• **Short problem**: Look for the word "name" in the entries below, then copy every line that has it.

• **Dataset rows**:
# # #

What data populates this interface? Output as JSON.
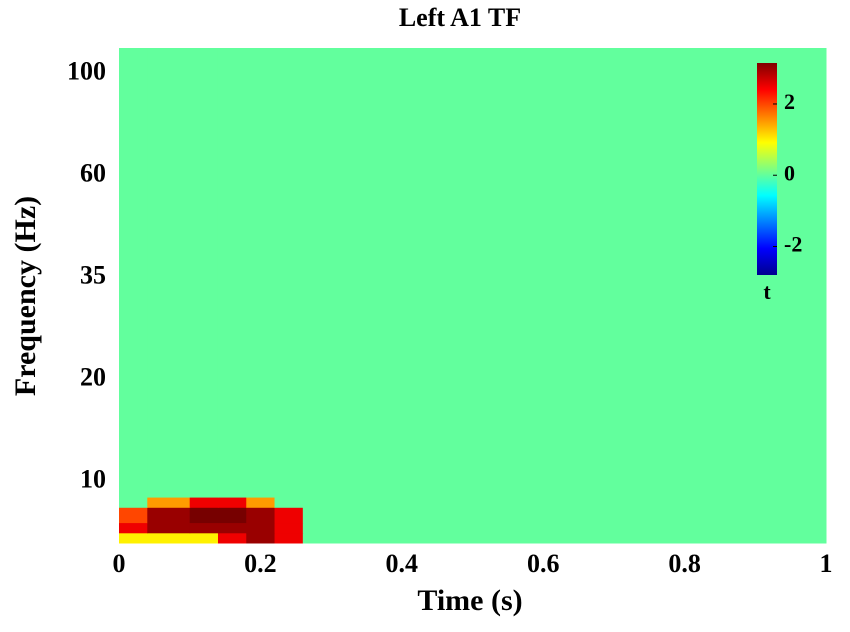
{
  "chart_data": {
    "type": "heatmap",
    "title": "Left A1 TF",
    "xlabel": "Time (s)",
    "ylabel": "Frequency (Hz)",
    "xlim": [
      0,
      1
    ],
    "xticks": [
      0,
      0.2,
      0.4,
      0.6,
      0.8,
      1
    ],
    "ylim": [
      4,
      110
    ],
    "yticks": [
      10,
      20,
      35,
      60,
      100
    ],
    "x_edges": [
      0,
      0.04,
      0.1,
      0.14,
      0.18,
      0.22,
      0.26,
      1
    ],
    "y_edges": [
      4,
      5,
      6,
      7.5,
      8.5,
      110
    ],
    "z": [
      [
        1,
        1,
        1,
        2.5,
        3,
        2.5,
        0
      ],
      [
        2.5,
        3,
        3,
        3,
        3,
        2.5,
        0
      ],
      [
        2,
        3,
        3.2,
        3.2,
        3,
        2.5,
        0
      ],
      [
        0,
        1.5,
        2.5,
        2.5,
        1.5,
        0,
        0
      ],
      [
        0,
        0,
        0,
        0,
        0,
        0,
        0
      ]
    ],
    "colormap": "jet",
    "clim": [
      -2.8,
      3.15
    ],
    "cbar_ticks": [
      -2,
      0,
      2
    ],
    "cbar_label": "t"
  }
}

# # #

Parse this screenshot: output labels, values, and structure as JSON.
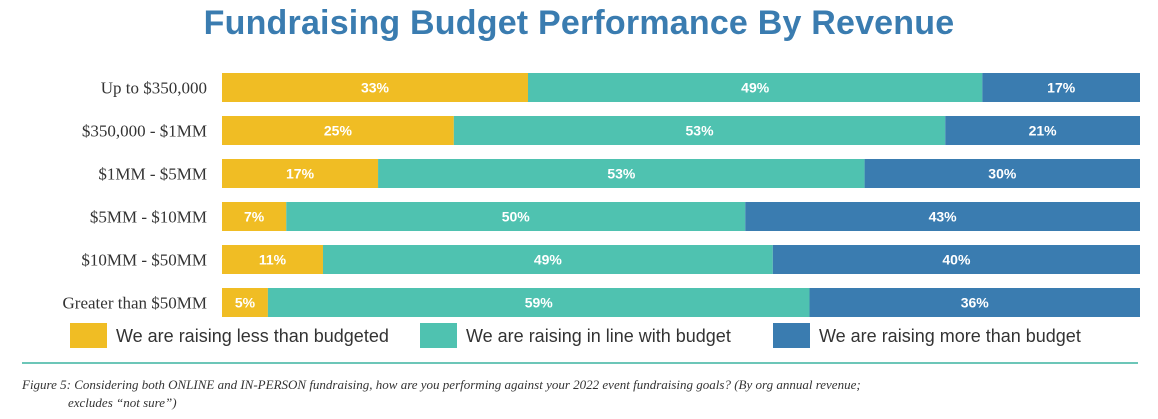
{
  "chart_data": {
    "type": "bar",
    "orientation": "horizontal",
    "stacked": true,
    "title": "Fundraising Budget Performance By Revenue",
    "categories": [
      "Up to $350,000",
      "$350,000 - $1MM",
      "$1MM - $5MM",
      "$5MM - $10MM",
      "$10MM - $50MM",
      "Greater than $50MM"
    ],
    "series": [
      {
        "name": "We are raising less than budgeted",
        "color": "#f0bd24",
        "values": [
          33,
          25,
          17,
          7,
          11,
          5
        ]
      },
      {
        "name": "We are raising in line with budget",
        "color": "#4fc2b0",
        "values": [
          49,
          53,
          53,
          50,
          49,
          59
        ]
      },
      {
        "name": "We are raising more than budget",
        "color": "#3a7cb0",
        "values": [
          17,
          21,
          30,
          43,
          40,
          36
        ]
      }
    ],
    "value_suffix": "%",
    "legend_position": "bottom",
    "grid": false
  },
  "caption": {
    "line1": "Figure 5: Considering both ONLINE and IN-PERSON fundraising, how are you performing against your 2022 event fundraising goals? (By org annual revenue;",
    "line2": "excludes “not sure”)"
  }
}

# # #

• **Reply to the exercise**:
        "name": "We are raising less than budgeted",
        "name": "We are raising in line with budget",
        "name": "We are raising more than budget",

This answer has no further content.